Task statement. Give back all the data exactly, line by line.

* Begin Task inputs *

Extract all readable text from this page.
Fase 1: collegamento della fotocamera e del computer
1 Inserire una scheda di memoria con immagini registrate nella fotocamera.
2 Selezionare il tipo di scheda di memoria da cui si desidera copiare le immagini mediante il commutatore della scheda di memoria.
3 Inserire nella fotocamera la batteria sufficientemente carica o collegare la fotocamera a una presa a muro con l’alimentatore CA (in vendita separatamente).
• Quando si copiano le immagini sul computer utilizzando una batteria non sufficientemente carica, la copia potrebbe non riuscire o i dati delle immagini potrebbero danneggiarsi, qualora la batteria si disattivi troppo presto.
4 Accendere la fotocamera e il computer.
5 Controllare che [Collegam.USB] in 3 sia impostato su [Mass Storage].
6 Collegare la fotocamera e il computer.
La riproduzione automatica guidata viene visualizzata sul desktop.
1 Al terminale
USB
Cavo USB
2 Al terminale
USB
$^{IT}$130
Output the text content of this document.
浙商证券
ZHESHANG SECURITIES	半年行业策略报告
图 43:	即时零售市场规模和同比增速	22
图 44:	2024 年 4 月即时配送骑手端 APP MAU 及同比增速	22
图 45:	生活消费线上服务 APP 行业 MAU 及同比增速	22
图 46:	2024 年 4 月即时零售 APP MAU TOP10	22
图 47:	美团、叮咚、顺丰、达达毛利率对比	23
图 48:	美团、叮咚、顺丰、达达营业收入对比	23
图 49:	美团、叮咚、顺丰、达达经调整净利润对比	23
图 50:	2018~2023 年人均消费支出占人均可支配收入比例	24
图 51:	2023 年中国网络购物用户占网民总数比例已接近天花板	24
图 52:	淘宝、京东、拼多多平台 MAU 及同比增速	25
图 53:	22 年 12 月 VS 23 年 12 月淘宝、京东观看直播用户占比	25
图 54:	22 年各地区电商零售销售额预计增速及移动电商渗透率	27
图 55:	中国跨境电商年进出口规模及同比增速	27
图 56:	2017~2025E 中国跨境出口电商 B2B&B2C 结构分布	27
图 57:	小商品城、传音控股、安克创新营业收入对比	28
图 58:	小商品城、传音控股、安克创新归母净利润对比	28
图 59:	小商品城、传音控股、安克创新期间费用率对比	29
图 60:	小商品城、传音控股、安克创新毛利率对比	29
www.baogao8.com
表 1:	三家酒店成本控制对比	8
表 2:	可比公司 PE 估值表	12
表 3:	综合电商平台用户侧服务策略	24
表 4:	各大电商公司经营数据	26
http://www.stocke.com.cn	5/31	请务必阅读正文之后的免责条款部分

* End Task inputs *

Task response.
Extract all readable text from this page.
Fase 1: collegamento della fotocamera e del computer
1 Inserire una scheda di memoria con immagini registrate nella fotocamera.
2 Selezionare il tipo di scheda di memoria da cui si desidera copiare le immagini mediante il commutatore della scheda di memoria.
3 Inserire nella fotocamera la batteria sufficientemente carica o collegare la fotocamera a una presa a muro con l’alimentatore CA (in vendita separatamente).
• Quando si copiano le immagini sul computer utilizzando una batteria non sufficientemente carica, la copia potrebbe non riuscire o i dati delle immagini potrebbero danneggiarsi, qualora la batteria si disattivi troppo presto.
4 Accendere la fotocamera e il computer.
5 Controllare che [Collegam.USB] in 3 sia impostato su [Mass Storage].
6 Collegare la fotocamera e il computer.
La riproduzione automatica guidata viene visualizzata sul desktop.
1 Al terminale
USB
Cavo USB
2 Al terminale
USB
$^{IT}$130
Output the text content of this document.
浙商证券
ZHESHANG SECURITIES	半年行业策略报告
图 43:	即时零售市场规模和同比增速	22
图 44:	2024 年 4 月即时配送骑手端 APP MAU 及同比增速	22
图 45:	生活消费线上服务 APP 行业 MAU 及同比增速	22
图 46:	2024 年 4 月即时零售 APP MAU TOP10	22
图 47:	美团、叮咚、顺丰、达达毛利率对比	23
图 48:	美团、叮咚、顺丰、达达营业收入对比	23
图 49:	美团、叮咚、顺丰、达达经调整净利润对比	23
图 50:	2018~2023 年人均消费支出占人均可支配收入比例	24
图 51:	2023 年中国网络购物用户占网民总数比例已接近天花板	24
图 52:	淘宝、京东、拼多多平台 MAU 及同比增速	25
图 53:	22 年 12 月 VS 23 年 12 月淘宝、京东观看直播用户占比	25
图 54:	22 年各地区电商零售销售额预计增速及移动电商渗透率	27
图 55:	中国跨境电商年进出口规模及同比增速	27
图 56:	2017~2025E 中国跨境出口电商 B2B&B2C 结构分布	27
图 57:	小商品城、传音控股、安克创新营业收入对比	28
图 58:	小商品城、传音控股、安克创新归母净利润对比	28
图 59:	小商品城、传音控股、安克创新期间费用率对比	29
图 60:	小商品城、传音控股、安克创新毛利率对比	29
www.baogao8.com
表 1:	三家酒店成本控制对比	8
表 2:	可比公司 PE 估值表	12
表 3:	综合电商平台用户侧服务策略	24
表 4:	各大电商公司经营数据	26
http://www.stocke.com.cn	5/31	请务必阅读正文之后的免责条款部分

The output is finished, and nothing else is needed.